Problem to work on:
Look for the string "تصرفات" in the lines and copy each line that has it.

Data for processing:
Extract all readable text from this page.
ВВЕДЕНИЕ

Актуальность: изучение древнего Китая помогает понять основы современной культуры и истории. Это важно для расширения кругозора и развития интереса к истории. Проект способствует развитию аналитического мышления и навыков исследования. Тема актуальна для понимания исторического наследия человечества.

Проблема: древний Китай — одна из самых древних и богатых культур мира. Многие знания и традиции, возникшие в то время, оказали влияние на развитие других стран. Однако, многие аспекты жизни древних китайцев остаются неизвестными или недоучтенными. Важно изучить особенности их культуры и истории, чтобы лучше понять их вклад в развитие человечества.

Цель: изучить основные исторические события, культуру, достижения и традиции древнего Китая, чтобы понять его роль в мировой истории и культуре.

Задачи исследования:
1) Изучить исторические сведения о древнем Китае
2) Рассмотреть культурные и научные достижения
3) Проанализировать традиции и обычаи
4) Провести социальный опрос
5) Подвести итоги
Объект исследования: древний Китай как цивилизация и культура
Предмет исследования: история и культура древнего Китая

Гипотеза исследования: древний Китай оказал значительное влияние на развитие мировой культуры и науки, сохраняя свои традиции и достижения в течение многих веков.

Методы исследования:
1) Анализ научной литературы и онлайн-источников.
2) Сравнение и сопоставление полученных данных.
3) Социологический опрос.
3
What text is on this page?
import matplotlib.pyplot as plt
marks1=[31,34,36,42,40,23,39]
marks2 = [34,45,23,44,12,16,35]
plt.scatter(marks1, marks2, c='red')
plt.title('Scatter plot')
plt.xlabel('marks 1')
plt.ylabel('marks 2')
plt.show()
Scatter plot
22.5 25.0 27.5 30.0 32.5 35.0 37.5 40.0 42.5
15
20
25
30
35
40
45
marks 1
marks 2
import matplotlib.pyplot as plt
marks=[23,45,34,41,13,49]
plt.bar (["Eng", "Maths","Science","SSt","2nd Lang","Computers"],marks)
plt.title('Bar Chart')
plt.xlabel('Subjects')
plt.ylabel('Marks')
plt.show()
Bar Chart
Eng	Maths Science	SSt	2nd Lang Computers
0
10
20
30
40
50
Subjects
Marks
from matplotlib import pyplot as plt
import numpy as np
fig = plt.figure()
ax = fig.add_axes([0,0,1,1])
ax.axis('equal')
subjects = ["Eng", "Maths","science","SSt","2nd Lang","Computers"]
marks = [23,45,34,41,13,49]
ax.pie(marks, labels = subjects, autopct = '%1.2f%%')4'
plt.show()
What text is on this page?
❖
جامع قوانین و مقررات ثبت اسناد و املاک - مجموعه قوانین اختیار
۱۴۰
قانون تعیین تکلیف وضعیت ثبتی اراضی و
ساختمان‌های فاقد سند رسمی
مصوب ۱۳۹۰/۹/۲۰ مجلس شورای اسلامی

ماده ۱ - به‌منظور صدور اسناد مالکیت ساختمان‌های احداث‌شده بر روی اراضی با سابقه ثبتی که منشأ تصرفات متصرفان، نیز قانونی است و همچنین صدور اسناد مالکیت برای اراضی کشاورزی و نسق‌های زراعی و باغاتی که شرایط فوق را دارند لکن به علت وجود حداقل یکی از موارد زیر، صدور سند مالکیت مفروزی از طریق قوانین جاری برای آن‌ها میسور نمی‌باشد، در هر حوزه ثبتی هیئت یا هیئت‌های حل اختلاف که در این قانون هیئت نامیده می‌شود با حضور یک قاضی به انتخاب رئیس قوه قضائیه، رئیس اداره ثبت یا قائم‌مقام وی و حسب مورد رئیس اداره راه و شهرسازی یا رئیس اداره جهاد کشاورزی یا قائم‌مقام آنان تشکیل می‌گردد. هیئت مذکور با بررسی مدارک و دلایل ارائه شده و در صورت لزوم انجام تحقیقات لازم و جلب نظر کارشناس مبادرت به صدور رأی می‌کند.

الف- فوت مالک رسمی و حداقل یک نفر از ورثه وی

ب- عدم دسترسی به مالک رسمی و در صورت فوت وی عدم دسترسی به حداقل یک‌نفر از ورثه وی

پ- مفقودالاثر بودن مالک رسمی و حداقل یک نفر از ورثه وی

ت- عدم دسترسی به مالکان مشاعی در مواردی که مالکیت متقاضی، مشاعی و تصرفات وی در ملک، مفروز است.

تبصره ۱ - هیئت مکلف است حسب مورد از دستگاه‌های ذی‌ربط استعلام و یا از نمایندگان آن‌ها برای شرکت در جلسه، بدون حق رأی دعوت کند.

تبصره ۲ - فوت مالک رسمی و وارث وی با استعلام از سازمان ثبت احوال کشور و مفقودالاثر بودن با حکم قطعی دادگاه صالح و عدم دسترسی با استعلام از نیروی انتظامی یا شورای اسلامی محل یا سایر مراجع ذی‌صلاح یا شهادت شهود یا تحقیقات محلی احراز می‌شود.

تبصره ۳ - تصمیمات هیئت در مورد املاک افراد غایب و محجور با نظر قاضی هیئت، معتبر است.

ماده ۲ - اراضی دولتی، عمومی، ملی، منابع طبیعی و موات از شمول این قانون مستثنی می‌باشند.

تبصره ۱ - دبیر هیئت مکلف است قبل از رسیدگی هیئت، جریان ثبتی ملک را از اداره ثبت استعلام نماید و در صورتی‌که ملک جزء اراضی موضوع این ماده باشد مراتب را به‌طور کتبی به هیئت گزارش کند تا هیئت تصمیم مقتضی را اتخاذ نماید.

Solution:
ماده ۱ - به‌منظور صدور اسناد مالکیت ساختمان‌های احداث‌شده بر روی اراضی با سابقه ثبتی که منشأ تصرفات متصرفان، نیز قانونی است و همچنین صدور اسناد مالکیت برای اراضی کشاورزی و نسق‌های زراعی و باغاتی که شرایط فوق را دارند لکن به علت وجود حداقل یکی از موارد زیر، صدور سند مالکیت مفروزی از طریق قوانین جاری برای آن‌ها میسور نمی‌باشد، در هر حوزه ثبتی هیئت یا هیئت‌های حل اختلاف که در این قانون هیئت نامیده می‌شود با حضور یک قاضی به انتخاب رئیس قوه قضائیه، رئیس اداره ثبت یا قائم‌مقام وی و حسب مورد رئیس اداره راه و شهرسازی یا رئیس اداره جهاد کشاورزی یا قائم‌مقام آنان تشکیل می‌گردد. هیئت مذکور با بررسی مدارک و دلایل ارائه شده و در صورت لزوم انجام تحقیقات لازم و جلب نظر کارشناس مبادرت به صدور رأی می‌کند.
ت- عدم دسترسی به مالکان مشاعی در مواردی که مالکیت متقاضی، مشاعی و تصرفات وی در ملک، مفروز است.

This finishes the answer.